▶ **Your objective**
Whenever a line contains the string "Details", copy it out of the entries.

[Collected data]
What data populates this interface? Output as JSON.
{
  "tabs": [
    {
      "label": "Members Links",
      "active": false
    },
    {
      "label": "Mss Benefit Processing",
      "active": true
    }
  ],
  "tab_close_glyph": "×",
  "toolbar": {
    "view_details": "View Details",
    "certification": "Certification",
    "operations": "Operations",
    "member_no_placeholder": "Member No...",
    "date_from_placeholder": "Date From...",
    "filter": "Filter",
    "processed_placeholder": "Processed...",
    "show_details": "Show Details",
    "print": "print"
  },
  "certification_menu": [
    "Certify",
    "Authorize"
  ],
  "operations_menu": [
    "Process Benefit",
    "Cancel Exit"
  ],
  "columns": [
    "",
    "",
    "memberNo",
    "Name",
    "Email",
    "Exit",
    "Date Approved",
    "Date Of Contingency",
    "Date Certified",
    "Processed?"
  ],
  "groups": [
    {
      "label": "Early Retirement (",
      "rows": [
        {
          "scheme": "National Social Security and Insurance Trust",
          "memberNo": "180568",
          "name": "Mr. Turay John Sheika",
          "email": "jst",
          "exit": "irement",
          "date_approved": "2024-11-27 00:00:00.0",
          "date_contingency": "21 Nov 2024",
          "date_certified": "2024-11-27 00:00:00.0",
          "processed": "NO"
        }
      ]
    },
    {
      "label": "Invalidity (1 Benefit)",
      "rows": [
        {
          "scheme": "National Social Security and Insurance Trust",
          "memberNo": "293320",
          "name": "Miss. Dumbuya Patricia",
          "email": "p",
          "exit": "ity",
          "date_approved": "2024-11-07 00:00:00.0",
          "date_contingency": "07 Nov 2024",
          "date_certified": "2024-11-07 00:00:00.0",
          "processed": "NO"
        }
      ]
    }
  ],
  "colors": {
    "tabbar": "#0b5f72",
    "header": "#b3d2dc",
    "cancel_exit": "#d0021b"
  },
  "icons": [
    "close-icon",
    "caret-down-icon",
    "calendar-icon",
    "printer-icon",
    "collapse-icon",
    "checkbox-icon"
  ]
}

▶ **Response for this exercise**
    "view_details": "View Details",
    "show_details": "Show Details",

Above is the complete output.